▸ GIVEN EXERCISE
Every line with the word "véhicule" in it should be extracted from the data that follows.

▸ RECORDS SHOWN
········
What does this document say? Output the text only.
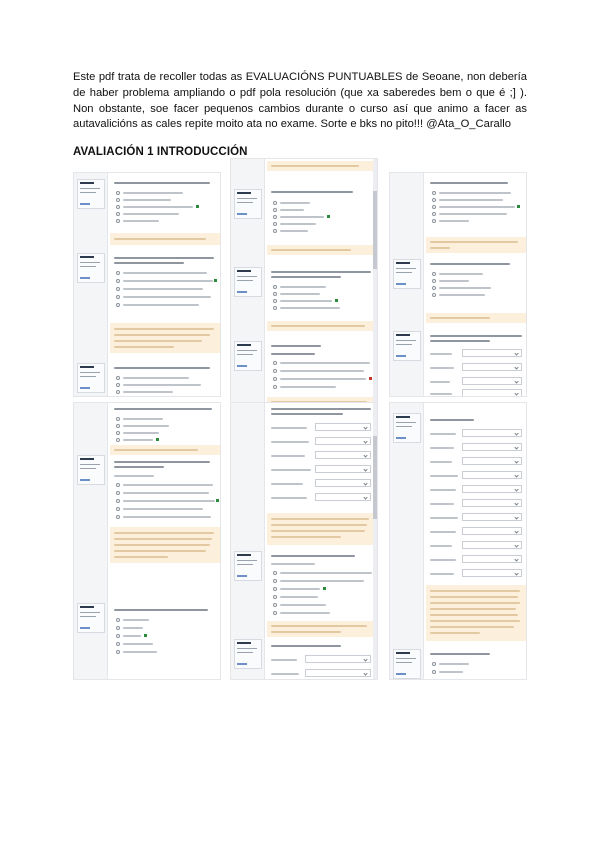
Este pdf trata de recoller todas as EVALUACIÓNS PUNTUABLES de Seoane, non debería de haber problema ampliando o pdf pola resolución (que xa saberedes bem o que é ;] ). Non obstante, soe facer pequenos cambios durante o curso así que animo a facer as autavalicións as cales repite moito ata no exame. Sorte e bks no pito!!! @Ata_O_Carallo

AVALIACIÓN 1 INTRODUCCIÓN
········
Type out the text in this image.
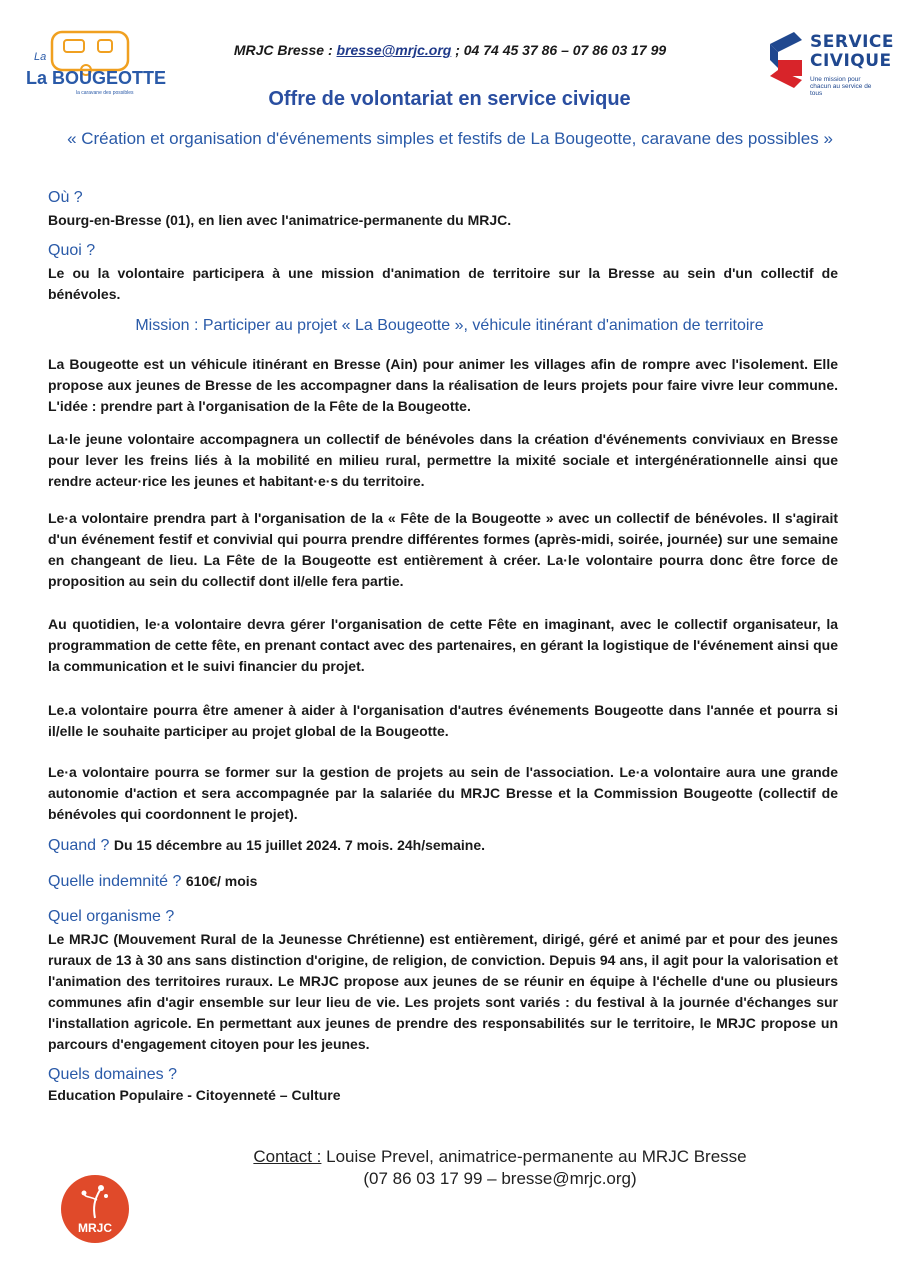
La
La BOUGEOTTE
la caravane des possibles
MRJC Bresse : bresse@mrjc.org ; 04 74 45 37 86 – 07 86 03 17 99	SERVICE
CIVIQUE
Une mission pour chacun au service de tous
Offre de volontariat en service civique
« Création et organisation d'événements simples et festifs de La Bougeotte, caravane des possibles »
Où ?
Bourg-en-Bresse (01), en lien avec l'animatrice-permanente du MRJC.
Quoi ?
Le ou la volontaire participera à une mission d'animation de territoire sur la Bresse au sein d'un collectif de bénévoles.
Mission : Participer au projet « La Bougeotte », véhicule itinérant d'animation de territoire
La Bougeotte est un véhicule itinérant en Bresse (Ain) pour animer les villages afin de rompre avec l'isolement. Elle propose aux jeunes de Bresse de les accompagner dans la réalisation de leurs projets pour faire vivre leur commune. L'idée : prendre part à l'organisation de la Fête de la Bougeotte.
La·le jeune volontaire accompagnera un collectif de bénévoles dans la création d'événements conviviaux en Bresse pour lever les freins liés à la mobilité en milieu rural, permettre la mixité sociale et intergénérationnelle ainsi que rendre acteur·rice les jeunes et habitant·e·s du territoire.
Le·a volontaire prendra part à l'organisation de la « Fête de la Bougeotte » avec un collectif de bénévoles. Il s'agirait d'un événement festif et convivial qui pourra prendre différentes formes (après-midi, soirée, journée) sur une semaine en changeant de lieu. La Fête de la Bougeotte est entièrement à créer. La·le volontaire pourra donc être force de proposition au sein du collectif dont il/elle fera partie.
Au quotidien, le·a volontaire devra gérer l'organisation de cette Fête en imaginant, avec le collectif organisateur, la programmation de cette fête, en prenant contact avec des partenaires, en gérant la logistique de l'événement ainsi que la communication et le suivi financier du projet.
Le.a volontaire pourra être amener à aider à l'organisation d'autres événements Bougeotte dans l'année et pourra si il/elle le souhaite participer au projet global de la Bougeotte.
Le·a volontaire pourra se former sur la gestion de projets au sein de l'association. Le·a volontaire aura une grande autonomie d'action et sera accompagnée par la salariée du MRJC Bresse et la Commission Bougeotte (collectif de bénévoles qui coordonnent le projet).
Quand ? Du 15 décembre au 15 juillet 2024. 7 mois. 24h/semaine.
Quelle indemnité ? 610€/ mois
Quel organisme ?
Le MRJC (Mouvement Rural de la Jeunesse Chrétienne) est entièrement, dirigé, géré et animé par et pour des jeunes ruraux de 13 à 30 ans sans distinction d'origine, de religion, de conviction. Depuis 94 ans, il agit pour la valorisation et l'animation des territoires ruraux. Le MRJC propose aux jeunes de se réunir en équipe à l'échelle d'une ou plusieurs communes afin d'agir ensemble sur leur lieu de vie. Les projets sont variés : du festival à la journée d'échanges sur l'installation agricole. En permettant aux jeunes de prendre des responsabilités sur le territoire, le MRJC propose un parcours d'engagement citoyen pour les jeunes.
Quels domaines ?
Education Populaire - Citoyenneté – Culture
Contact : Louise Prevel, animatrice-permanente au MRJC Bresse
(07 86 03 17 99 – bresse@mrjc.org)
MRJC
········
▸ TASK ANSWER
Mission : Participer au projet « La Bougeotte », véhicule itinérant d'animation de territoire
La Bougeotte est un véhicule itinérant en Bresse (Ain) pour animer les villages afin de rompre avec l'isolement. Elle propose aux jeunes de Bresse de les accompagner dans la réalisation de leurs projets pour faire vivre leur commune. L'idée : prendre part à l'organisation de la Fête de la Bougeotte.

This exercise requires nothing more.